[Recorded data]

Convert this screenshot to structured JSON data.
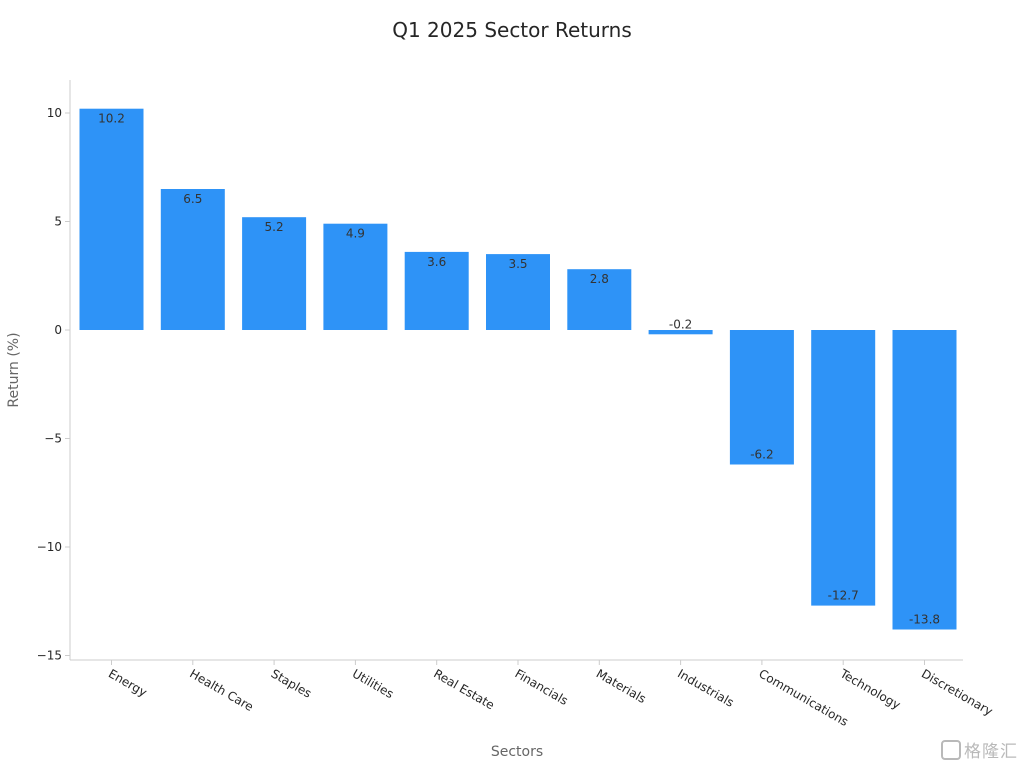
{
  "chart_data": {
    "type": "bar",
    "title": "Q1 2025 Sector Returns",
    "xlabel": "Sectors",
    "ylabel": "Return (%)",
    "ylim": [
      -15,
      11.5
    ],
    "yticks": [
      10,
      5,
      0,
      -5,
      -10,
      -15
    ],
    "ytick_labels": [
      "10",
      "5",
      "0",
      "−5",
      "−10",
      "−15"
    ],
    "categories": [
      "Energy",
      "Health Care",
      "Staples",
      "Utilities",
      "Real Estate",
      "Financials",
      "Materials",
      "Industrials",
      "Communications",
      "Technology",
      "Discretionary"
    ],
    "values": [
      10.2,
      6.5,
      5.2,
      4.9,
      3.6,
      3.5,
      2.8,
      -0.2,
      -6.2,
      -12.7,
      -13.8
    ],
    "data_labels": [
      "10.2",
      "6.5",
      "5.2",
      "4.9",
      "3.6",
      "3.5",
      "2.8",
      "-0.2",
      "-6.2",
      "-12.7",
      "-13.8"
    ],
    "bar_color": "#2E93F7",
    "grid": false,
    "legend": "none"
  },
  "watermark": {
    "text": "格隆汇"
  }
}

--- Goal of the exercise ---
Set down the material exactly, every line of it, except for the pictures.

--- Solved exercise ---
Convert this screenshot to structured JSON data.
{
  "chart_data": {
    "type": "bar",
    "title": "Q1 2025 Sector Returns",
    "xlabel": "Sectors",
    "ylabel": "Return (%)",
    "ylim": [
      -15,
      11.5
    ],
    "yticks": [
      10,
      5,
      0,
      -5,
      -10,
      -15
    ],
    "ytick_labels": [
      "10",
      "5",
      "0",
      "−5",
      "−10",
      "−15"
    ],
    "categories": [
      "Energy",
      "Health Care",
      "Staples",
      "Utilities",
      "Real Estate",
      "Financials",
      "Materials",
      "Industrials",
      "Communications",
      "Technology",
      "Discretionary"
    ],
    "values": [
      10.2,
      6.5,
      5.2,
      4.9,
      3.6,
      3.5,
      2.8,
      -0.2,
      -6.2,
      -12.7,
      -13.8
    ],
    "data_labels": [
      "10.2",
      "6.5",
      "5.2",
      "4.9",
      "3.6",
      "3.5",
      "2.8",
      "-0.2",
      "-6.2",
      "-12.7",
      "-13.8"
    ],
    "bar_color": "#2E93F7",
    "grid": false,
    "legend": "none"
  },
  "watermark": {
    "text": "格隆汇"
  }
}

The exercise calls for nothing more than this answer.